[Entries supplied]

--

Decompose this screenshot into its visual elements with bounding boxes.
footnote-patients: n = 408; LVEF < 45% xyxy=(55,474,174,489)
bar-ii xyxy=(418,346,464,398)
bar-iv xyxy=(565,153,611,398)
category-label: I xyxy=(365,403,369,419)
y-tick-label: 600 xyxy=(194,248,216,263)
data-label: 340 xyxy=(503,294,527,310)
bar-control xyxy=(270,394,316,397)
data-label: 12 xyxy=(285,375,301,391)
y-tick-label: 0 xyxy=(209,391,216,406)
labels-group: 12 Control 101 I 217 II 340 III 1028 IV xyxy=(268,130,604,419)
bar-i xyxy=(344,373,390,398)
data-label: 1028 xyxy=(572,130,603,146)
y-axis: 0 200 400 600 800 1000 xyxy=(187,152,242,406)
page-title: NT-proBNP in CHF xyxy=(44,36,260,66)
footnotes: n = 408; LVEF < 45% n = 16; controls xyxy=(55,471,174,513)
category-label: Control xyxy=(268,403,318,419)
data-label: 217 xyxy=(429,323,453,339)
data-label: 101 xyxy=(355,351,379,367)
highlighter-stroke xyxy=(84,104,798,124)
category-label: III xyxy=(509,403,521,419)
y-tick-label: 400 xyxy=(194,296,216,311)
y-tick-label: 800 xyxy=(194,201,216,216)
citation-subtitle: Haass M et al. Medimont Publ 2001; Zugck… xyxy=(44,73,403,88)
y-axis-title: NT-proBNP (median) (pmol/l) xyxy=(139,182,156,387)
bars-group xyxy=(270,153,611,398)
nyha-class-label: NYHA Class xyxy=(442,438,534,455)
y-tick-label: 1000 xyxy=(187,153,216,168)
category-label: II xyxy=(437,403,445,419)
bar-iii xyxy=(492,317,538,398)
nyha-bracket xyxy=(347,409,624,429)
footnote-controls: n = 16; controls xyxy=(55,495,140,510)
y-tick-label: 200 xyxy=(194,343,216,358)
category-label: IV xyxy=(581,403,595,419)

--

[Instructions to follow] Copy each entry above exactly, leaving nothing out.

[Response for this exercise]
Decompose this screenshot into its visual elements with bounding boxes.
footnote-patients: n = 408; LVEF < 45% xyxy=(55,474,174,489)
bar-ii xyxy=(418,346,464,398)
bar-iv xyxy=(565,153,611,398)
category-label: I xyxy=(365,403,369,419)
y-tick-label: 600 xyxy=(194,248,216,263)
data-label: 340 xyxy=(503,294,527,310)
bar-control xyxy=(270,394,316,397)
data-label: 12 xyxy=(285,375,301,391)
y-tick-label: 0 xyxy=(209,391,216,406)
labels-group: 12 Control 101 I 217 II 340 III 1028 IV xyxy=(268,130,604,419)
bar-i xyxy=(344,373,390,398)
data-label: 1028 xyxy=(572,130,603,146)
y-axis: 0 200 400 600 800 1000 xyxy=(187,152,242,406)
page-title: NT-proBNP in CHF xyxy=(44,36,260,66)
footnotes: n = 408; LVEF < 45% n = 16; controls xyxy=(55,471,174,513)
category-label: Control xyxy=(268,403,318,419)
data-label: 217 xyxy=(429,323,453,339)
data-label: 101 xyxy=(355,351,379,367)
highlighter-stroke xyxy=(84,104,798,124)
category-label: III xyxy=(509,403,521,419)
y-tick-label: 400 xyxy=(194,296,216,311)
y-tick-label: 800 xyxy=(194,201,216,216)
citation-subtitle: Haass M et al. Medimont Publ 2001; Zugck… xyxy=(44,73,403,88)
y-axis-title: NT-proBNP (median) (pmol/l) xyxy=(139,182,156,387)
bars-group xyxy=(270,153,611,398)
nyha-class-label: NYHA Class xyxy=(442,438,534,455)
y-tick-label: 1000 xyxy=(187,153,216,168)
category-label: II xyxy=(437,403,445,419)
bar-iii xyxy=(492,317,538,398)
nyha-bracket xyxy=(347,409,624,429)
footnote-controls: n = 16; controls xyxy=(55,495,140,510)
y-tick-label: 200 xyxy=(194,343,216,358)
category-label: IV xyxy=(581,403,595,419)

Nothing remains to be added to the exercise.